(MATERIAL FOR THIS TASK)
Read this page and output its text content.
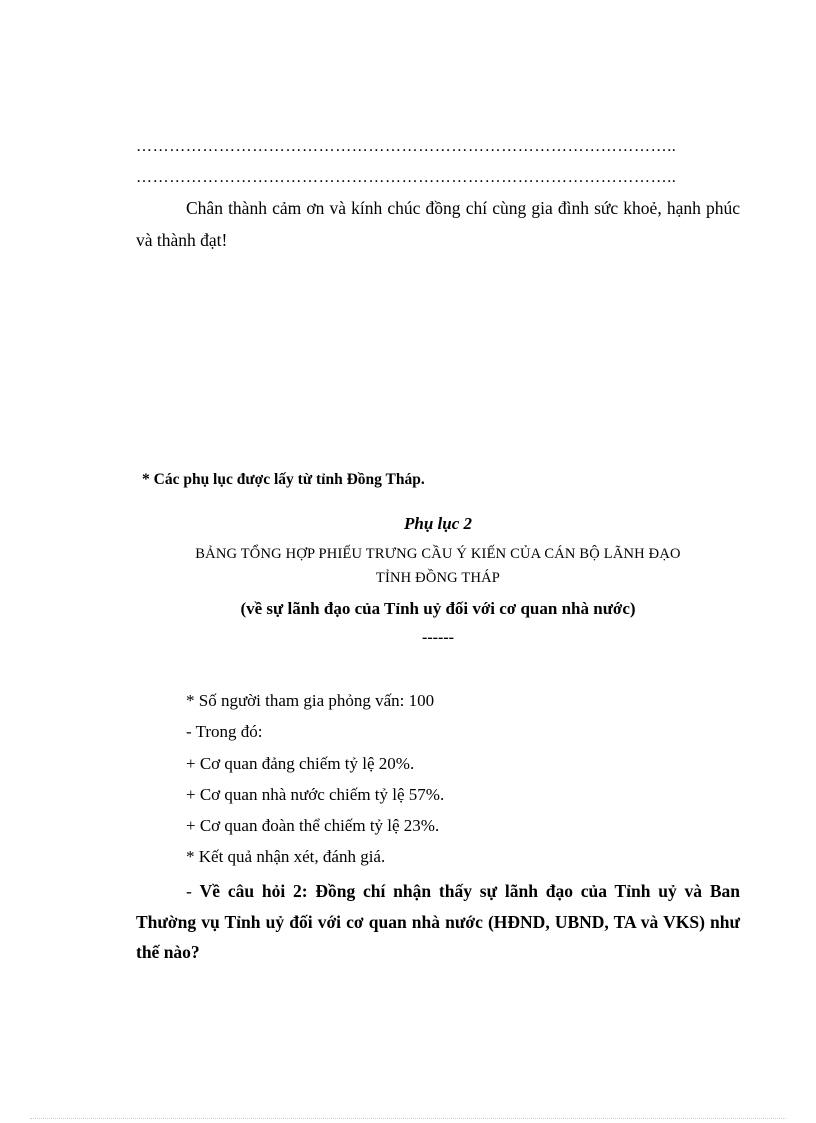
……………………………………………………………………………………..
……………………………………………………………………………………..
Chân thành cảm ơn và kính chúc đồng chí cùng gia đình sức khoẻ, hạnh phúc và thành đạt!
* Các phụ lục được lấy từ tỉnh Đồng Tháp.
Phụ lục 2
BẢNG TỔNG HỢP PHIẾU TRƯNG CẦU Ý KIẾN CỦA CÁN BỘ LÃNH ĐẠO
TỈNH ĐỒNG THÁP
(về sự lãnh đạo của Tỉnh uỷ đối với cơ quan nhà nước)
------
* Số người tham gia phỏng vấn: 100
- Trong đó:
+ Cơ quan đảng chiếm tỷ lệ 20%.
+ Cơ quan nhà nước chiếm tỷ lệ 57%.
+ Cơ quan đoàn thể chiếm tỷ lệ 23%.
* Kết quả nhận xét, đánh giá.
- Về câu hỏi 2: Đồng chí nhận thấy sự lãnh đạo của Tỉnh uỷ và Ban Thường vụ Tỉnh uỷ đối với cơ quan nhà nước (HĐND, UBND, TA và VKS) như thế nào?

(EXERCISE DESCRIPTION) Single out each line of the records above with the string "chiếm" in it, and copy it.

(COMPLETED TASK)
+ Cơ quan đảng chiếm tỷ lệ 20%.
+ Cơ quan nhà nước chiếm tỷ lệ 57%.
+ Cơ quan đoàn thể chiếm tỷ lệ 23%.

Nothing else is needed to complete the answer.